%%

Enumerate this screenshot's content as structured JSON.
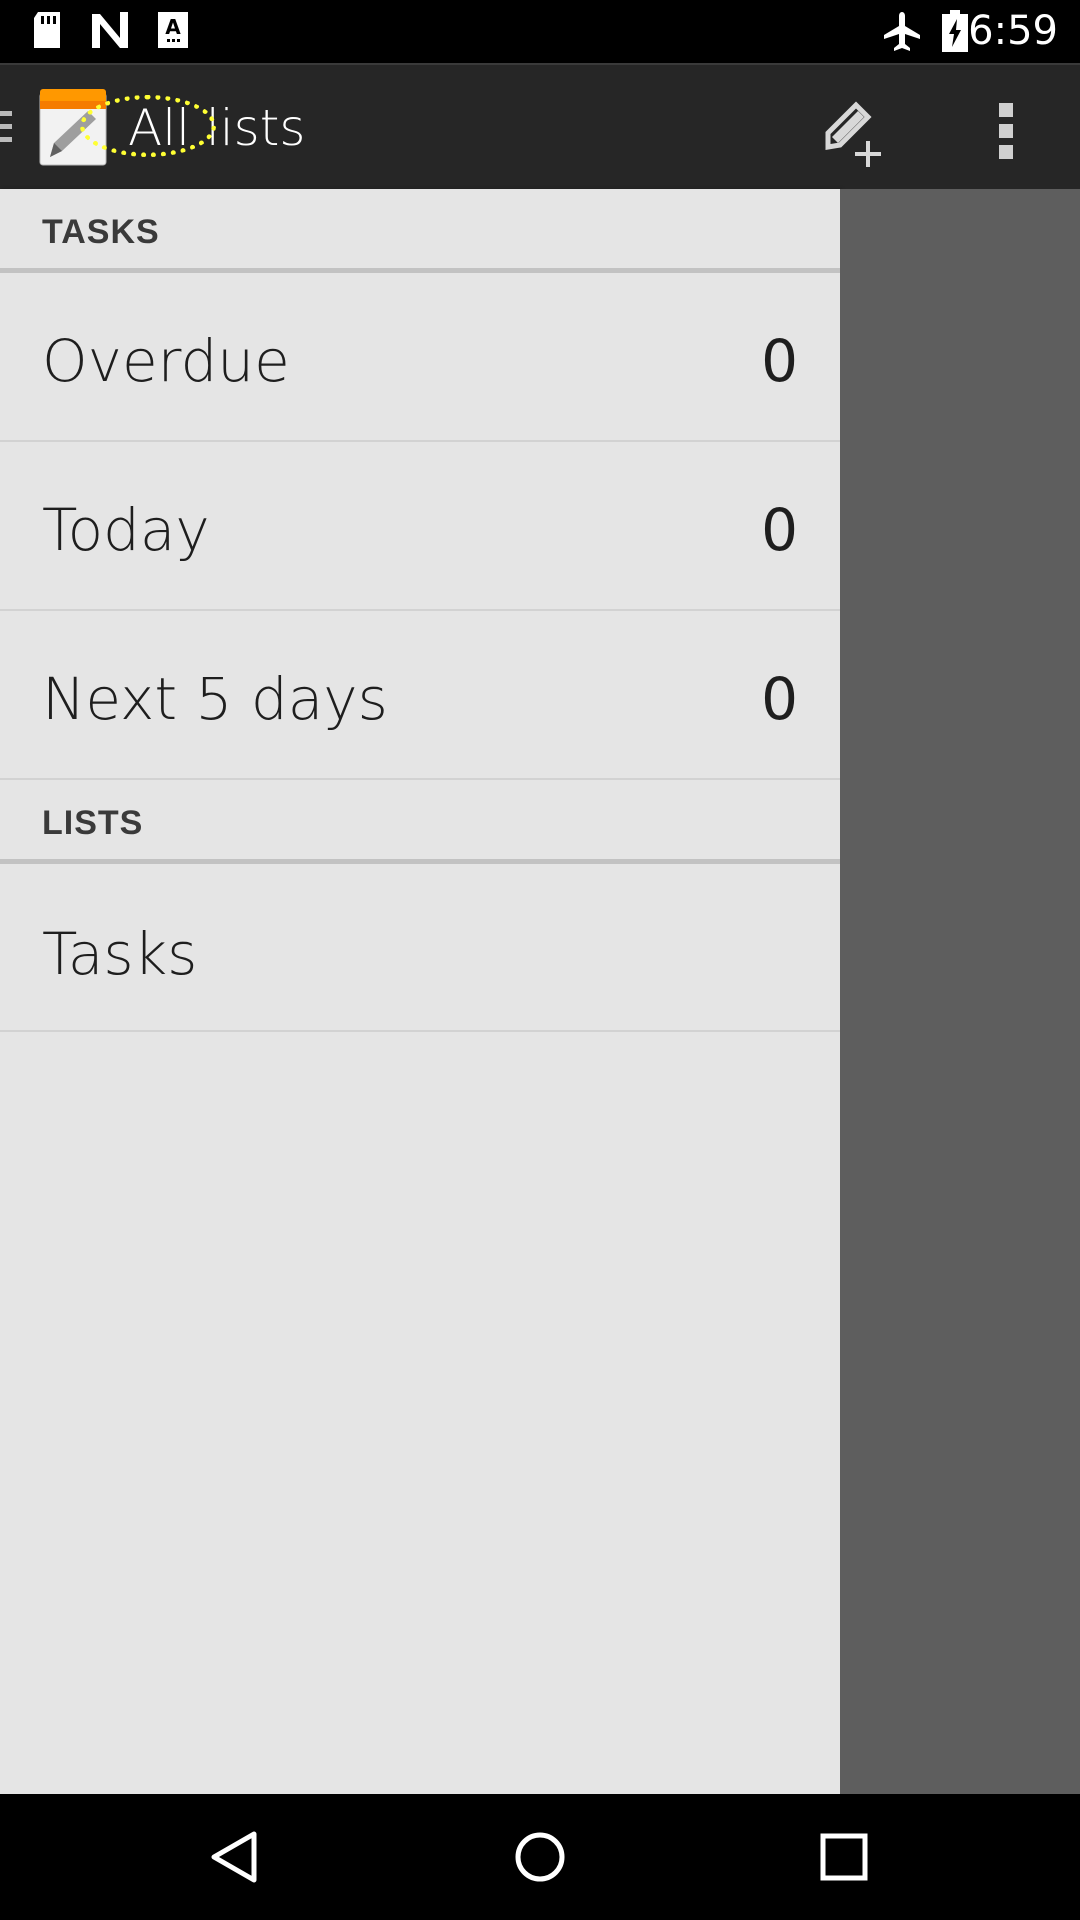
{
  "status_bar": {
    "time": "6:59",
    "icons": [
      "sd-card-icon",
      "n-logo-icon",
      "font-icon",
      "airplane-mode-icon",
      "battery-charging-icon"
    ]
  },
  "action_bar": {
    "title": "All lists",
    "icons": [
      "drawer-indicator-icon",
      "app-icon",
      "new-task-icon",
      "overflow-menu-icon"
    ],
    "highlight_color": "#ffff33"
  },
  "drawer": {
    "sections": [
      {
        "header": "TASKS",
        "items": [
          {
            "label": "Overdue",
            "count": "0"
          },
          {
            "label": "Today",
            "count": "0"
          },
          {
            "label": "Next 5 days",
            "count": "0"
          }
        ]
      },
      {
        "header": "LISTS",
        "items": [
          {
            "label": "Tasks"
          }
        ]
      }
    ]
  },
  "nav_bar": {
    "icons": [
      "back-icon",
      "home-icon",
      "recents-icon"
    ]
  },
  "colors": {
    "action_bar_bg": "#262626",
    "drawer_bg": "#e5e5e5",
    "scrim": "#5e5e5e",
    "accent": "#ff9800"
  }
}
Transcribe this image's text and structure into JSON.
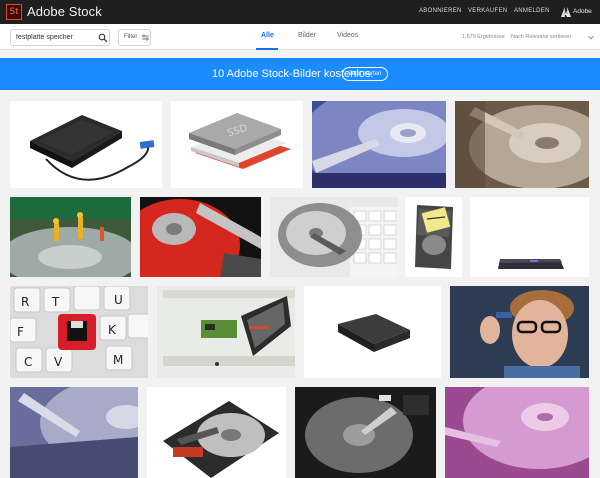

%%

Request — Count up every line above that has the word "label" in it; answer with the number alone.

Exercise answer — 4